TASK REQUIREMENTS:
1 – In the Pagan volcano report, how wide is the circular caldera at the N end of the island?
2 – Reproduce the Pagan volcano report between "Thermal anomaly detection" and "Thermal Alerts System.", inclusive, switching "MODVOLC" to "HIGP" at every occurrence.
3 – Pick up the Pagan volcano report after its last sentence and continue writing it.

PAGE EXTRACT:

The PUFF model was recently expanded to include an interface with Google Earth. Ash dispersion results can be viewed in Google Earth including the plume start time, altitude and simulation length, two-dimensional maps of ash with time stamps (color coded by altitude), and the three-dimensional ash cloud. This interface also allows selection by ash particle so the user can view its location, its volcanic origin, the elapsed time since the eruption began, and altitude (in km and feet a.s.l.) (Webley and others, 2008).

Thermal anomaly detection in 2012. Hotspots from the summit region were detected by the MODIS instrument (onboard the Terra and Aqua satellites) during 2012. The MODVOLC hotspot alerting system recorded six significant thermal anomalies between 6 August and 11 December (figure 13). Thermal anomalies appeared at least once per month between October and December 2012 suggesting clear viewing conditions during times of elevated activity (table 3).

Figure (see Caption) Figure 13. During 2012, the MODVOLC system detected elevated temperatures in the area of Pagan's summit, located at the N end of the island. This image includes hotspots detected during the year and listed in table 3. Courtesy of the Hawai`i Institute of Geophysics and Planetology (HIGP) Thermal Alerts System.

A view of Pagan from the International Space Station. On 6 March 2012, an astronaut on the International Space Station photographed Pagan Island during spectacular viewing conditions (figure 14). With a digital camera, the entire extent of the island was captured as well as a persistent white plume drifting from the summit area. Some clouds had gathered around the southern region of the island (a narrow peninsula of older volcanic centers), but the main features of the island were easy to distinguish. Historical lava flows appeared dark brown and black within the large (5.5 km wide), circular caldera (a feature that dominates the N end of the island) (Trusdell and others, 2006). The youngest lava flows date from 1981, however, lavas from an eruption during 1872-1873 reached the N shoreline; note the black region in contrast with the vegetated shoreline at the right-hand side of the photo.

Figure (see Caption) Figure 14. On 6 March 2012, a steam plume was drifting WSW from Pagan Island's northernmost peak, Mount Pagan, the highest point on the island. This photo was taken by an astronaut with the Expedition 30 crew on the International Space Station while orbiting ~480 km above the Pacific Ocean. The viewing angle and distance from the station caused some skewing of the image; the image was cropped and enhanced, improving contrast and removing lens artifacts. Astronaut photograph ISS030-E-122047. Courtesy of NASA-JSC.

MODIS satellite images: May and October 2012. On 7 May, the MODIS instrument on the Terra satellite acquired a clear image of Pagan Island with a conspicuous plume of gas and steam drifting W (figure 15). The plume's blue tint suggested the presence of sulfur dioxide. According to NASA's Earth Observatory, the Ozone Monitoring Instrument (OMI) on the Aura satellite detected elevated levels of SO2 just W of the volcano several hours after this image was acquired. The USGS reported that minor steam-and-gas plumes were observed in partly cloudy satellite images during 4-11 May.

DATASET EXTRACT:

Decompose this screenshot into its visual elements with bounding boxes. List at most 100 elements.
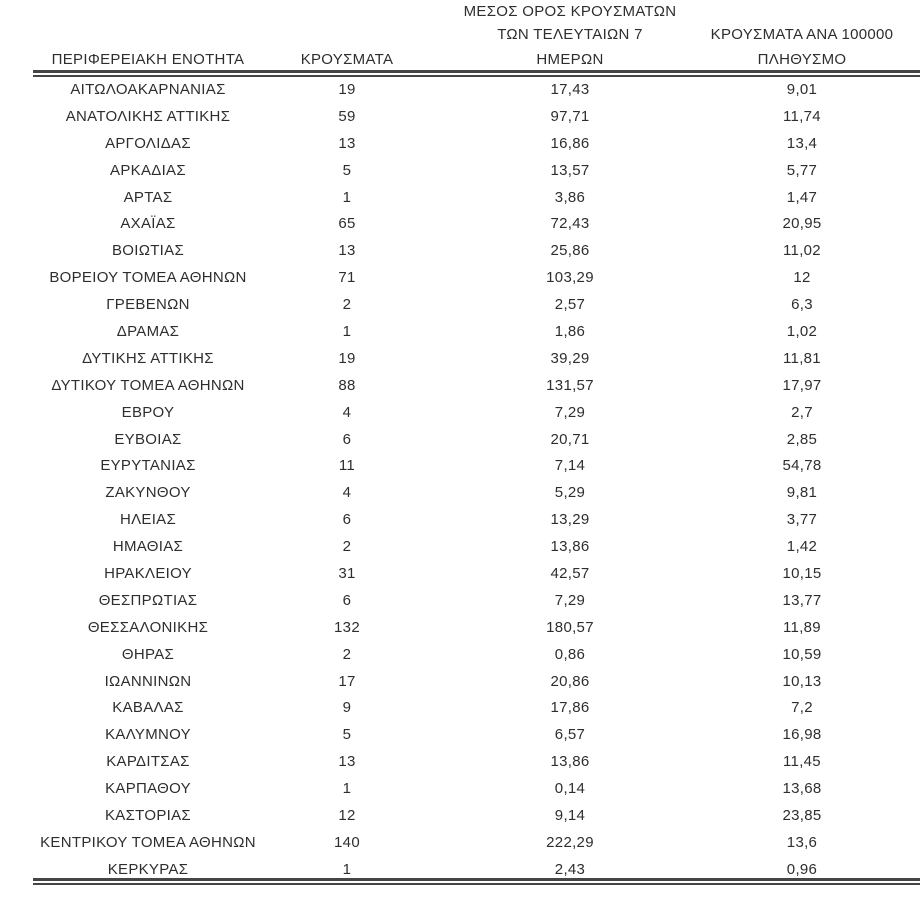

TASK ANSWERS:
1 – The caldera is 5.5 km wide.

2 –
Thermal anomaly detection in 2012. Hotspots from the summit region were detected by the MODIS instrument (onboard the Terra and Aqua satellites) during 2012. The HIGP hotspot alerting system recorded six significant thermal anomalies between 6 August and 11 December (figure 13). Thermal anomalies appeared at least once per month between October and December 2012 suggesting clear viewing conditions during times of elevated activity (table 3).

Figure (see Caption) Figure 13. During 2012, the HIGP system detected elevated temperatures in the area of Pagan's summit, located at the N end of the island. This image includes hotspots detected during the year and listed in table 3. Courtesy of the Hawai`i Institute of Geophysics and Planetology (HIGP) Thermal Alerts System.

3 –
Figure (see Caption) Figure 15. This satellite image of Pagan Island is a natural-color view of emissions drifting W on 7 May 2012. The small volcanic island of Alamagan is in view ~55 km S of Pagan. NASA's Earth Observatory noted that, for three years, North Pagan had emitted intermittent volcanic plumes. By mid-2011, Pagan's activity was nearly continuous, and NASA's MODIS instrument detected a plume almost every time there was a clear view. Courtesy of NASA and Jeff Schmaltz, LANCE/EOSDIS MODIS Rapid Response Team, GSFC.

According to NASA's Earth Observatory, a satellite image acquired on 16 October showed a steam-and-gas plume drifting WNW (figure 16). Scattered clouds filled much of the view but the island was mostly cloud-free with a plume trailing into the denser bands of clouds.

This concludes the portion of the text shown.